Data rows:
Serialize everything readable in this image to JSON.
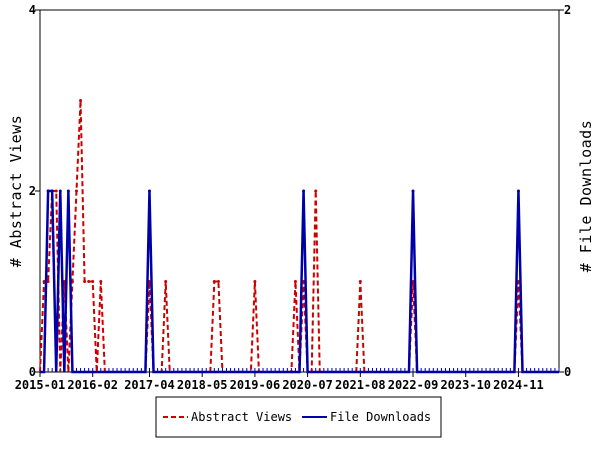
{
  "chart_data": {
    "type": "line",
    "title": "",
    "xlabel": "",
    "ylabel_left": "# Abstract Views",
    "ylabel_right": "# File Downloads",
    "ylim_left": [
      0,
      4
    ],
    "ylim_right": [
      0,
      2
    ],
    "yticks_left": [
      "0",
      "2",
      "4"
    ],
    "yticks_right": [
      "0",
      "2"
    ],
    "x_start": "2015-01",
    "x_end": "2025-09",
    "xticks": [
      "2015-01",
      "2016-02",
      "2017-04",
      "2018-05",
      "2019-06",
      "2020-07",
      "2021-08",
      "2022-09",
      "2023-10",
      "2024-11"
    ],
    "grid": false,
    "legend_position": "bottom",
    "series": [
      {
        "name": "Abstract Views",
        "axis": "left",
        "color": "#cc0000",
        "style": "dashed",
        "x": [
          "2015-01",
          "2015-02",
          "2015-03",
          "2015-04",
          "2015-05",
          "2015-06",
          "2015-07",
          "2015-08",
          "2015-09",
          "2015-10",
          "2015-11",
          "2015-12",
          "2016-01",
          "2016-02",
          "2016-03",
          "2016-04",
          "2016-05",
          "2016-06",
          "2016-07",
          "2017-03",
          "2017-04",
          "2017-05",
          "2017-06",
          "2017-07",
          "2017-08",
          "2017-09",
          "2018-07",
          "2018-08",
          "2018-09",
          "2018-10",
          "2019-05",
          "2019-06",
          "2019-07",
          "2020-03",
          "2020-04",
          "2020-05",
          "2020-06",
          "2020-07",
          "2020-08",
          "2020-09",
          "2020-10",
          "2021-07",
          "2021-08",
          "2021-09",
          "2022-08",
          "2022-09",
          "2022-10",
          "2024-10",
          "2024-11",
          "2024-12"
        ],
        "y": [
          0,
          1,
          1,
          2,
          2,
          0,
          1,
          0,
          1,
          2,
          3,
          1,
          1,
          1,
          0,
          1,
          0,
          0,
          0,
          0,
          1,
          0,
          0,
          0,
          1,
          0,
          0,
          1,
          1,
          0,
          0,
          1,
          0,
          0,
          1,
          0,
          1,
          0,
          0,
          2,
          0,
          0,
          1,
          0,
          0,
          1,
          0,
          0,
          1,
          0
        ]
      },
      {
        "name": "File Downloads",
        "axis": "right",
        "color": "#0000aa",
        "style": "solid",
        "x": [
          "2015-01",
          "2015-02",
          "2015-03",
          "2015-04",
          "2015-05",
          "2015-06",
          "2015-07",
          "2015-08",
          "2015-09",
          "2015-10",
          "2017-03",
          "2017-04",
          "2017-05",
          "2020-05",
          "2020-06",
          "2020-07",
          "2022-08",
          "2022-09",
          "2022-10",
          "2024-10",
          "2024-11",
          "2024-12"
        ],
        "y": [
          0,
          0,
          1,
          1,
          0,
          1,
          0,
          1,
          0,
          0,
          0,
          1,
          0,
          0,
          1,
          0,
          0,
          1,
          0,
          0,
          1,
          0
        ]
      }
    ]
  }
}
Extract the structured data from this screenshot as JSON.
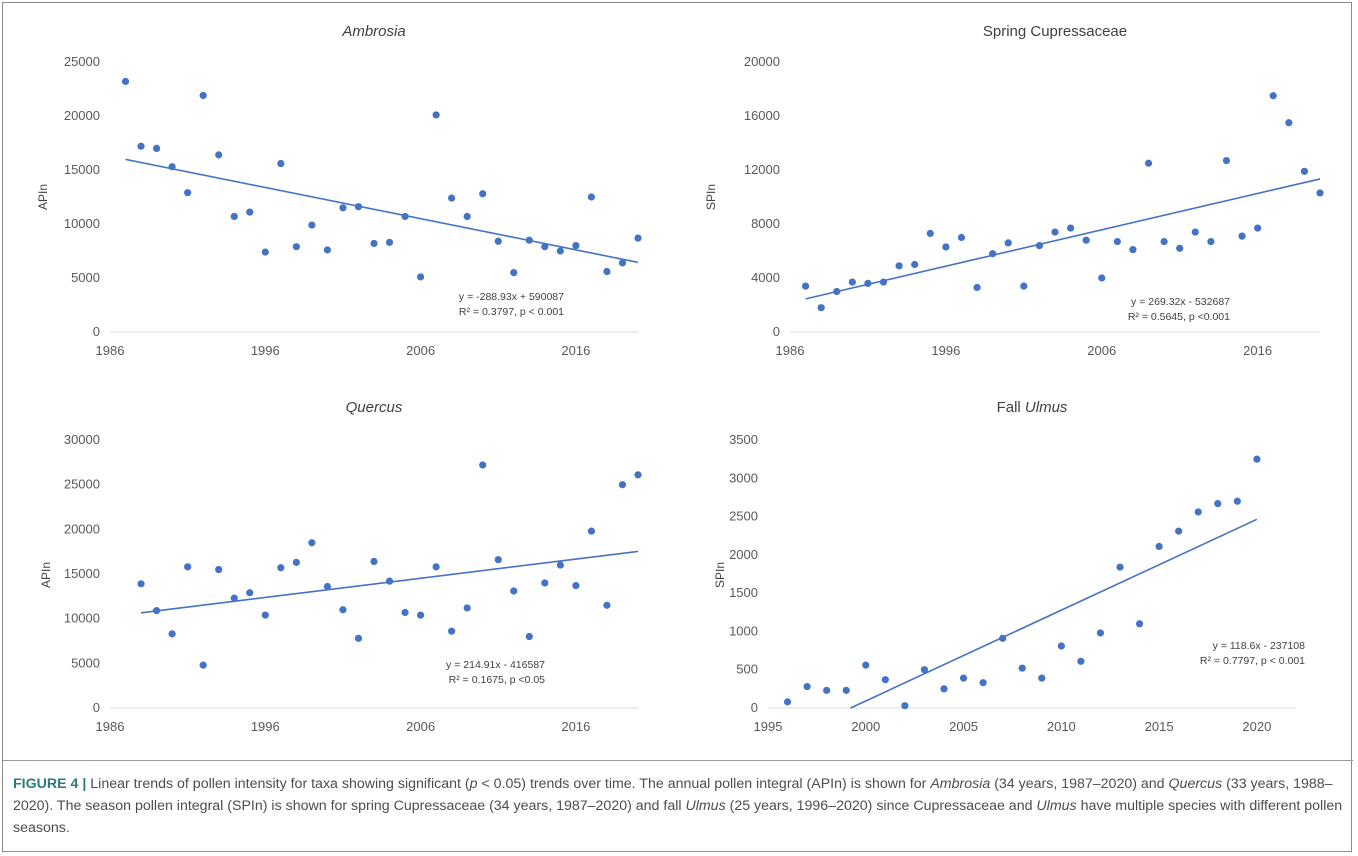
{
  "chart_data": [
    {
      "type": "scatter",
      "title": "Ambrosia",
      "title_italic": true,
      "ylabel": "APIn",
      "xlim": [
        1986,
        2020
      ],
      "ylim": [
        0,
        25000
      ],
      "xticks": [
        1986,
        1996,
        2006,
        2016
      ],
      "yticks": [
        0,
        5000,
        10000,
        15000,
        20000,
        25000
      ],
      "points": [
        [
          1987,
          23200
        ],
        [
          1988,
          17200
        ],
        [
          1989,
          17000
        ],
        [
          1990,
          15300
        ],
        [
          1991,
          12900
        ],
        [
          1992,
          21900
        ],
        [
          1993,
          16400
        ],
        [
          1994,
          10700
        ],
        [
          1995,
          11100
        ],
        [
          1996,
          7400
        ],
        [
          1997,
          15600
        ],
        [
          1998,
          7900
        ],
        [
          1999,
          9900
        ],
        [
          2000,
          7600
        ],
        [
          2001,
          11500
        ],
        [
          2002,
          11600
        ],
        [
          2003,
          8200
        ],
        [
          2004,
          8300
        ],
        [
          2005,
          10700
        ],
        [
          2006,
          5100
        ],
        [
          2007,
          20100
        ],
        [
          2008,
          12400
        ],
        [
          2009,
          10700
        ],
        [
          2010,
          12800
        ],
        [
          2011,
          8400
        ],
        [
          2012,
          5500
        ],
        [
          2013,
          8500
        ],
        [
          2014,
          7900
        ],
        [
          2015,
          7500
        ],
        [
          2016,
          8000
        ],
        [
          2017,
          12500
        ],
        [
          2018,
          5600
        ],
        [
          2019,
          6400
        ],
        [
          2020,
          8700
        ]
      ],
      "trendline": {
        "slope": -288.93,
        "intercept": 590087,
        "x_range": [
          1987,
          2020
        ]
      },
      "equation": "y = -288.93x + 590087",
      "stats": "R² = 0.3797, p < 0.001",
      "colors": {
        "points": "#4472c4",
        "line": "#4472c4"
      }
    },
    {
      "type": "scatter",
      "title": "Spring Cupressaceae",
      "title_italic": false,
      "ylabel": "SPIn",
      "xlim": [
        1986,
        2020
      ],
      "ylim": [
        0,
        20000
      ],
      "xticks": [
        1986,
        1996,
        2006,
        2016
      ],
      "yticks": [
        0,
        4000,
        8000,
        12000,
        16000,
        20000
      ],
      "points": [
        [
          1987,
          3400
        ],
        [
          1988,
          1800
        ],
        [
          1989,
          3000
        ],
        [
          1990,
          3700
        ],
        [
          1991,
          3600
        ],
        [
          1992,
          3700
        ],
        [
          1993,
          4900
        ],
        [
          1994,
          5000
        ],
        [
          1995,
          7300
        ],
        [
          1996,
          6300
        ],
        [
          1997,
          7000
        ],
        [
          1998,
          3300
        ],
        [
          1999,
          5800
        ],
        [
          2000,
          6600
        ],
        [
          2001,
          3400
        ],
        [
          2002,
          6400
        ],
        [
          2003,
          7400
        ],
        [
          2004,
          7700
        ],
        [
          2005,
          6800
        ],
        [
          2006,
          4000
        ],
        [
          2007,
          6700
        ],
        [
          2008,
          6100
        ],
        [
          2009,
          12500
        ],
        [
          2010,
          6700
        ],
        [
          2011,
          6200
        ],
        [
          2012,
          7400
        ],
        [
          2013,
          6700
        ],
        [
          2014,
          12700
        ],
        [
          2015,
          7100
        ],
        [
          2016,
          7700
        ],
        [
          2017,
          17500
        ],
        [
          2018,
          15500
        ],
        [
          2019,
          11900
        ],
        [
          2020,
          10300
        ]
      ],
      "trendline": {
        "slope": 269.32,
        "intercept": -532687,
        "x_range": [
          1987,
          2020
        ]
      },
      "equation": "y = 269.32x - 532687",
      "stats": "R² = 0.5645,  p <0.001",
      "colors": {
        "points": "#4472c4",
        "line": "#4472c4"
      }
    },
    {
      "type": "scatter",
      "title": "Quercus",
      "title_italic": true,
      "ylabel": "APIn",
      "xlim": [
        1986,
        2020
      ],
      "ylim": [
        0,
        30000
      ],
      "xticks": [
        1986,
        1996,
        2006,
        2016
      ],
      "yticks": [
        0,
        5000,
        10000,
        15000,
        20000,
        25000,
        30000
      ],
      "points": [
        [
          1988,
          13900
        ],
        [
          1989,
          10900
        ],
        [
          1990,
          8300
        ],
        [
          1991,
          15800
        ],
        [
          1992,
          4800
        ],
        [
          1993,
          15500
        ],
        [
          1994,
          12300
        ],
        [
          1995,
          12900
        ],
        [
          1996,
          10400
        ],
        [
          1997,
          15700
        ],
        [
          1998,
          16300
        ],
        [
          1999,
          18500
        ],
        [
          2000,
          13600
        ],
        [
          2001,
          11000
        ],
        [
          2002,
          7800
        ],
        [
          2003,
          16400
        ],
        [
          2004,
          14200
        ],
        [
          2005,
          10700
        ],
        [
          2006,
          10400
        ],
        [
          2007,
          15800
        ],
        [
          2008,
          8600
        ],
        [
          2009,
          11200
        ],
        [
          2010,
          27200
        ],
        [
          2011,
          16600
        ],
        [
          2012,
          13100
        ],
        [
          2013,
          8000
        ],
        [
          2014,
          14000
        ],
        [
          2015,
          16000
        ],
        [
          2016,
          13700
        ],
        [
          2017,
          19800
        ],
        [
          2018,
          11500
        ],
        [
          2019,
          25000
        ],
        [
          2020,
          26100
        ]
      ],
      "trendline": {
        "slope": 214.91,
        "intercept": -416587,
        "x_range": [
          1988,
          2020
        ]
      },
      "equation": "y = 214.91x - 416587",
      "stats": "R² = 0.1675, p <0.05",
      "colors": {
        "points": "#4472c4",
        "line": "#4472c4"
      }
    },
    {
      "type": "scatter",
      "title_prefix": "Fall ",
      "title": "Ulmus",
      "title_italic": true,
      "ylabel": "SPIn",
      "xlim": [
        1995,
        2022
      ],
      "ylim": [
        0,
        3500
      ],
      "xticks": [
        1995,
        2000,
        2005,
        2010,
        2015,
        2020
      ],
      "yticks": [
        0,
        500,
        1000,
        1500,
        2000,
        2500,
        3000,
        3500
      ],
      "points": [
        [
          1996,
          80
        ],
        [
          1997,
          280
        ],
        [
          1998,
          230
        ],
        [
          1999,
          230
        ],
        [
          2000,
          560
        ],
        [
          2001,
          370
        ],
        [
          2002,
          30
        ],
        [
          2003,
          500
        ],
        [
          2004,
          250
        ],
        [
          2005,
          390
        ],
        [
          2006,
          330
        ],
        [
          2007,
          910
        ],
        [
          2008,
          520
        ],
        [
          2009,
          390
        ],
        [
          2010,
          810
        ],
        [
          2011,
          610
        ],
        [
          2012,
          980
        ],
        [
          2013,
          1840
        ],
        [
          2014,
          1100
        ],
        [
          2015,
          2110
        ],
        [
          2016,
          2310
        ],
        [
          2017,
          2560
        ],
        [
          2018,
          2670
        ],
        [
          2019,
          2700
        ],
        [
          2020,
          3250
        ]
      ],
      "trendline": {
        "slope": 118.6,
        "intercept": -237108,
        "x_range": [
          1996,
          2020
        ]
      },
      "equation": "y = 118.6x - 237108",
      "stats": "R² = 0.7797, p < 0.001",
      "colors": {
        "points": "#4472c4",
        "line": "#4472c4"
      }
    }
  ],
  "caption": {
    "label": "FIGURE 4 |",
    "parts": [
      {
        "t": " Linear trends of pollen intensity for taxa showing significant (",
        "i": false
      },
      {
        "t": "p",
        "i": true
      },
      {
        "t": " < 0.05) trends over time. The annual pollen integral (APIn) is shown for ",
        "i": false
      },
      {
        "t": "Ambrosia",
        "i": true
      },
      {
        "t": " (34 years, 1987–2020) and ",
        "i": false
      },
      {
        "t": "Quercus",
        "i": true
      },
      {
        "t": " (33 years, 1988–2020). The season pollen integral (SPIn) is shown for spring Cupressaceae (34 years, 1987–2020) and fall ",
        "i": false
      },
      {
        "t": "Ulmus",
        "i": true
      },
      {
        "t": " (25 years, 1996–2020) since Cupressaceae and ",
        "i": false
      },
      {
        "t": "Ulmus",
        "i": true
      },
      {
        "t": " have multiple species with different pollen seasons.",
        "i": false
      }
    ]
  },
  "colors": {
    "caption_label": "#2d7a7a",
    "frame": "#8c8c8c",
    "gridline": "#d9d9d9"
  }
}
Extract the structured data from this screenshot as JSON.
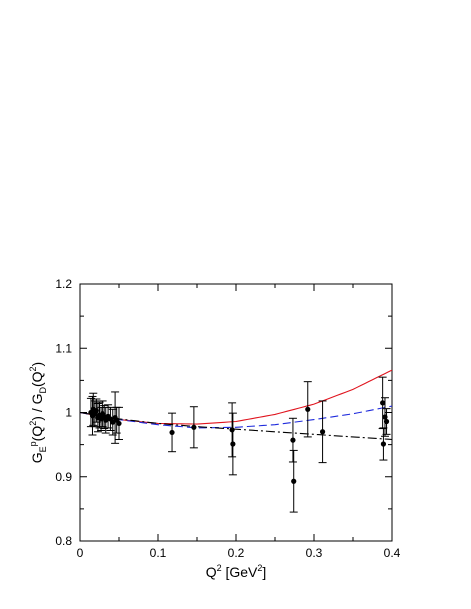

What you should do:
Search the data for "Cupressaceae". Copy every line that has it.

Final result:
      "title": "Spring Cupressaceae",
        "t": " (33 years, 1988–2020). The season pollen integral (SPIn) is shown for spring Cupressaceae (34 years, 1987–2020) and fall ",
        "t": " (25 years, 1996–2020) since Cupressaceae and ",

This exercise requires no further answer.